Your instructions: Edit every one of the entries below so that "image" becomes "screenshot", keeping everything else the same. Omit the pictures from what you give back.

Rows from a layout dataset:
***

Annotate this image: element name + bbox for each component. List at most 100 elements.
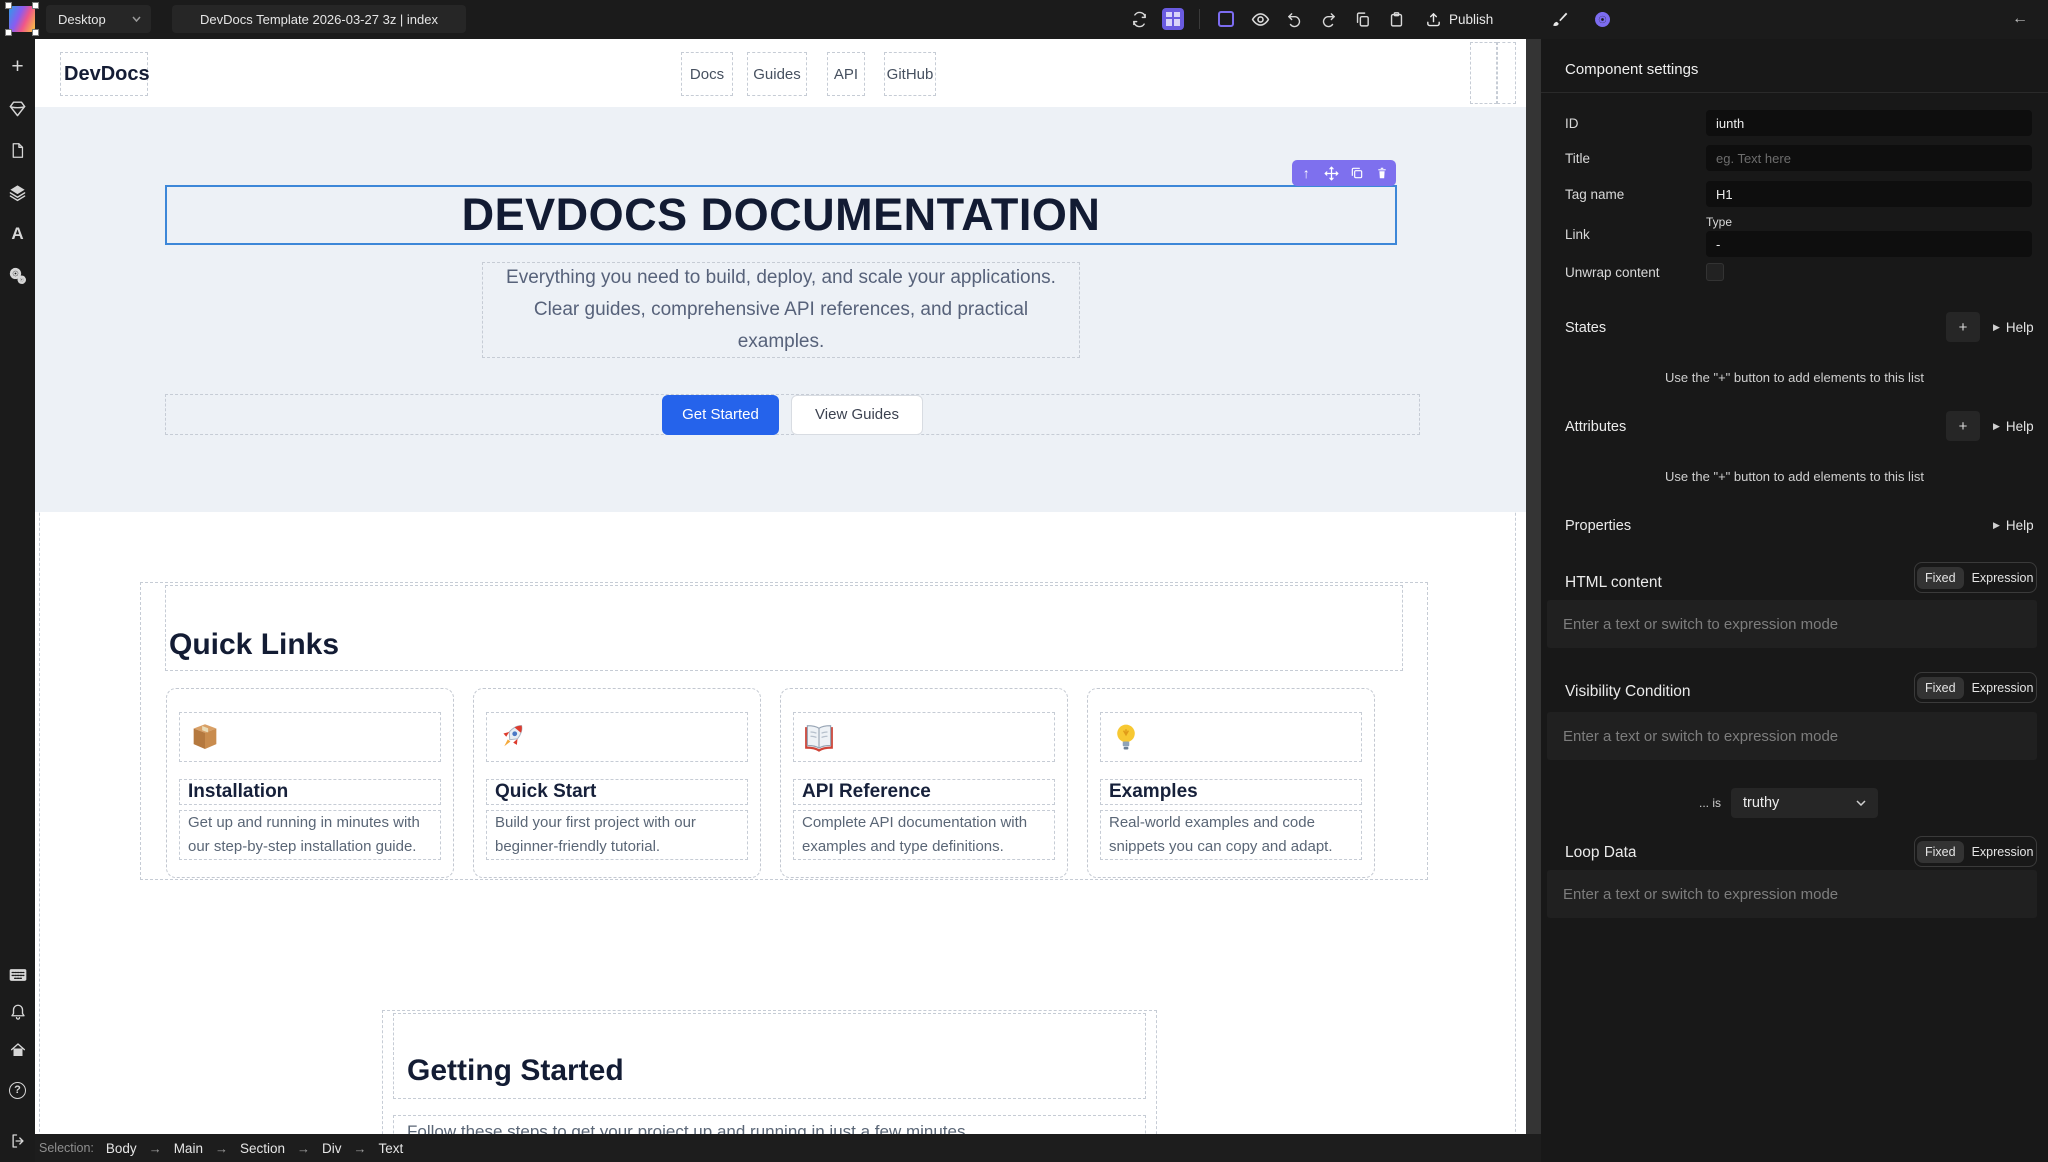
unwrap-content-checkbox[interactable] [1706,263,1724,281]
move-button[interactable] [1320,162,1342,184]
layers-button[interactable] [0,174,35,210]
notifications-button[interactable] [0,994,35,1030]
expression-tab[interactable]: Expression [1964,677,2042,699]
duplicate-button[interactable] [1346,162,1368,184]
back-arrow-button[interactable]: ← [2005,5,2035,33]
condition-select[interactable]: truthy [1731,788,1878,818]
getting-started-intro[interactable]: Follow these steps to get your project u… [393,1115,1146,1134]
card-quick-start[interactable]: Quick Start Build your first project wit… [473,688,761,878]
hero-title-selected[interactable]: DEVDOCS DOCUMENTATION [165,185,1397,245]
panel-title: Component settings [1565,61,1698,78]
resize-handle[interactable] [32,2,39,9]
states-help-link[interactable]: ▶Help [1993,320,2034,335]
select-tool-button[interactable] [1211,5,1241,33]
arrow-right-icon: → [149,1141,162,1156]
canvas-panel-gutter [1526,39,1541,1162]
nav-item-github[interactable]: GitHub [884,52,936,96]
nav-item-guides[interactable]: Guides [747,52,807,96]
project-title: DevDocs Template 2026-03-27 3z | index [172,5,466,33]
resize-handle[interactable] [5,2,12,9]
link-type-input[interactable]: - [1706,231,2032,257]
question-mark-icon: ? [9,1082,26,1099]
app-logo[interactable] [9,6,35,32]
attributes-help-link[interactable]: ▶Help [1993,419,2034,434]
attributes-empty-hint: Use the "+" button to add elements to th… [1541,469,2048,484]
resize-handle[interactable] [5,29,12,36]
brand-logo[interactable]: DevDocs [60,52,148,96]
card-icon-box [486,712,748,762]
nav-item-docs[interactable]: Docs [681,52,733,96]
settings-mode-button[interactable] [1587,5,1617,33]
fixed-tab[interactable]: Fixed [1917,567,1964,589]
home-button[interactable] [0,1032,35,1068]
viewport-select[interactable]: Desktop [46,5,151,33]
preview-button[interactable] [1245,5,1275,33]
design-system-button[interactable] [0,90,35,126]
gear-icon [1593,10,1612,29]
expression-tab[interactable]: Expression [1964,841,2042,863]
getting-started-heading-box[interactable]: Getting Started [393,1013,1146,1099]
link-type-label: Type [1706,215,1732,229]
view-guides-button[interactable]: View Guides [791,395,923,435]
fixed-tab[interactable]: Fixed [1917,677,1964,699]
refresh-button[interactable] [1124,5,1154,33]
card-api-reference[interactable]: API Reference Complete API documentation… [780,688,1068,878]
breadcrumb-body[interactable]: Body [106,1141,137,1156]
visibility-condition-input[interactable] [1547,712,2037,760]
copy-button[interactable] [1347,5,1377,33]
card-examples[interactable]: Examples Real-world examples and code sn… [1087,688,1375,878]
bell-icon [9,1003,27,1021]
hero-subtitle[interactable]: Everything you need to build, deploy, an… [482,262,1080,358]
loop-data-input[interactable] [1547,870,2037,918]
quick-links-heading-box[interactable]: Quick Links [165,585,1403,671]
breadcrumb-text[interactable]: Text [378,1141,403,1156]
attributes-add-button[interactable]: + [1946,411,1980,441]
redo-button[interactable] [1313,5,1343,33]
hero-title-text: DEVDOCS DOCUMENTATION [462,189,1101,241]
states-section-label: States [1565,320,1606,336]
card-installation[interactable]: Installation Get up and running in minut… [166,688,454,878]
card-title-box: API Reference [793,779,1055,805]
pages-button[interactable] [0,132,35,168]
grid-view-button[interactable] [1158,5,1188,33]
nav-item-api[interactable]: API [827,52,865,96]
select-parent-button[interactable]: ↑ [1295,162,1317,184]
title-input[interactable] [1706,145,2032,171]
fixed-tab[interactable]: Fixed [1917,841,1964,863]
tag-name-input[interactable] [1706,181,2032,207]
move-icon [1324,166,1339,181]
help-button[interactable]: ? [0,1072,35,1108]
publish-label: Publish [1449,12,1493,27]
shortcuts-button[interactable] [0,957,35,993]
viewport-label: Desktop [58,12,106,27]
id-input[interactable] [1706,110,2032,136]
resize-handle[interactable] [32,29,39,36]
element-action-toolbar: ↑ [1292,160,1396,186]
triangle-right-icon: ▶ [1993,322,2000,333]
keyboard-icon [8,967,28,983]
publish-button[interactable]: Publish [1415,5,1503,33]
add-element-button[interactable]: + [0,48,35,84]
chevron-down-icon [132,16,141,22]
properties-help-link[interactable]: ▶Help [1993,518,2034,533]
typography-button[interactable]: A [0,216,35,252]
gears-icon [8,266,28,286]
refresh-icon [1131,11,1148,28]
get-started-button[interactable]: Get Started [662,395,779,435]
breadcrumb-main[interactable]: Main [174,1141,203,1156]
undo-button[interactable] [1279,5,1309,33]
delete-button[interactable] [1371,162,1393,184]
breadcrumb-div[interactable]: Div [322,1141,342,1156]
hero-section: ↑ DEVDOCS DOCUMENTATION Everything you n… [35,107,1526,512]
card-title-box: Examples [1100,779,1362,805]
html-content-input[interactable] [1547,600,2037,648]
clipboard-icon [1388,11,1405,28]
card-title-box: Installation [179,779,441,805]
plugins-button[interactable] [0,258,35,294]
paste-button[interactable] [1381,5,1411,33]
design-mode-button[interactable] [1545,5,1575,33]
logout-button[interactable] [0,1122,35,1160]
breadcrumb-section[interactable]: Section [240,1141,285,1156]
states-add-button[interactable]: + [1946,312,1980,342]
expression-tab[interactable]: Expression [1964,567,2042,589]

***

Answer:
Annotate this screenshot: element name + bbox for each component. List at most 100 elements.
unwrap-content-checkbox[interactable] [1706,263,1724,281]
move-button[interactable] [1320,162,1342,184]
layers-button[interactable] [0,174,35,210]
notifications-button[interactable] [0,994,35,1030]
expression-tab[interactable]: Expression [1964,677,2042,699]
duplicate-button[interactable] [1346,162,1368,184]
back-arrow-button[interactable]: ← [2005,5,2035,33]
condition-select[interactable]: truthy [1731,788,1878,818]
getting-started-intro[interactable]: Follow these steps to get your project u… [393,1115,1146,1134]
card-quick-start[interactable]: Quick Start Build your first project wit… [473,688,761,878]
hero-title-selected[interactable]: DEVDOCS DOCUMENTATION [165,185,1397,245]
panel-title: Component settings [1565,61,1698,78]
resize-handle[interactable] [32,2,39,9]
states-help-link[interactable]: ▶Help [1993,320,2034,335]
select-tool-button[interactable] [1211,5,1241,33]
arrow-right-icon: → [149,1141,162,1156]
canvas-panel-gutter [1526,39,1541,1162]
nav-item-github[interactable]: GitHub [884,52,936,96]
nav-item-guides[interactable]: Guides [747,52,807,96]
project-title: DevDocs Template 2026-03-27 3z | index [172,5,466,33]
resize-handle[interactable] [5,2,12,9]
link-type-input[interactable]: - [1706,231,2032,257]
question-mark-icon: ? [9,1082,26,1099]
app-logo[interactable] [9,6,35,32]
attributes-help-link[interactable]: ▶Help [1993,419,2034,434]
attributes-empty-hint: Use the "+" button to add elements to th… [1541,469,2048,484]
resize-handle[interactable] [5,29,12,36]
brand-logo[interactable]: DevDocs [60,52,148,96]
card-icon-box [486,712,748,762]
nav-item-docs[interactable]: Docs [681,52,733,96]
settings-mode-button[interactable] [1587,5,1617,33]
fixed-tab[interactable]: Fixed [1917,567,1964,589]
home-button[interactable] [0,1032,35,1068]
viewport-select[interactable]: Desktop [46,5,151,33]
preview-button[interactable] [1245,5,1275,33]
design-system-button[interactable] [0,90,35,126]
gear-icon [1593,10,1612,29]
expression-tab[interactable]: Expression [1964,841,2042,863]
getting-started-heading-box[interactable]: Getting Started [393,1013,1146,1099]
link-type-label: Type [1706,215,1732,229]
view-guides-button[interactable]: View Guides [791,395,923,435]
fixed-tab[interactable]: Fixed [1917,677,1964,699]
refresh-button[interactable] [1124,5,1154,33]
card-api-reference[interactable]: API Reference Complete API documentation… [780,688,1068,878]
breadcrumb-body[interactable]: Body [106,1141,137,1156]
visibility-condition-input[interactable] [1547,712,2037,760]
copy-button[interactable] [1347,5,1377,33]
card-examples[interactable]: Examples Real-world examples and code sn… [1087,688,1375,878]
bell-icon [9,1003,27,1021]
hero-subtitle[interactable]: Everything you need to build, deploy, an… [482,262,1080,358]
loop-data-input[interactable] [1547,870,2037,918]
quick-links-heading-box[interactable]: Quick Links [165,585,1403,671]
breadcrumb-text[interactable]: Text [378,1141,403,1156]
attributes-add-button[interactable]: + [1946,411,1980,441]
redo-button[interactable] [1313,5,1343,33]
hero-title-text: DEVDOCS DOCUMENTATION [462,189,1101,241]
states-section-label: States [1565,320,1606,336]
card-installation[interactable]: Installation Get up and running in minut… [166,688,454,878]
card-title-box: API Reference [793,779,1055,805]
pages-button[interactable] [0,132,35,168]
grid-view-button[interactable] [1158,5,1188,33]
nav-item-api[interactable]: API [827,52,865,96]
select-parent-button[interactable]: ↑ [1295,162,1317,184]
title-input[interactable] [1706,145,2032,171]
fixed-tab[interactable]: Fixed [1917,841,1964,863]
tag-name-input[interactable] [1706,181,2032,207]
move-icon [1324,166,1339,181]
help-button[interactable]: ? [0,1072,35,1108]
publish-label: Publish [1449,12,1493,27]
shortcuts-button[interactable] [0,957,35,993]
viewport-label: Desktop [58,12,106,27]
id-input[interactable] [1706,110,2032,136]
resize-handle[interactable] [32,29,39,36]
element-action-toolbar: ↑ [1292,160,1396,186]
triangle-right-icon: ▶ [1993,322,2000,333]
keyboard-icon [8,967,28,983]
publish-button[interactable]: Publish [1415,5,1503,33]
add-element-button[interactable]: + [0,48,35,84]
chevron-down-icon [132,16,141,22]
properties-help-link[interactable]: ▶Help [1993,518,2034,533]
typography-button[interactable]: A [0,216,35,252]
gears-icon [8,266,28,286]
refresh-icon [1131,11,1148,28]
get-started-button[interactable]: Get Started [662,395,779,435]
breadcrumb-main[interactable]: Main [174,1141,203,1156]
undo-button[interactable] [1279,5,1309,33]
delete-button[interactable] [1371,162,1393,184]
breadcrumb-div[interactable]: Div [322,1141,342,1156]
hero-section: ↑ DEVDOCS DOCUMENTATION Everything you n… [35,107,1526,512]
card-title-box: Examples [1100,779,1362,805]
html-content-input[interactable] [1547,600,2037,648]
clipboard-icon [1388,11,1405,28]
card-title-box: Installation [179,779,441,805]
plugins-button[interactable] [0,258,35,294]
paste-button[interactable] [1381,5,1411,33]
design-mode-button[interactable] [1545,5,1575,33]
logout-button[interactable] [0,1122,35,1160]
breadcrumb-section[interactable]: Section [240,1141,285,1156]
states-add-button[interactable]: + [1946,312,1980,342]
expression-tab[interactable]: Expression [1964,567,2042,589]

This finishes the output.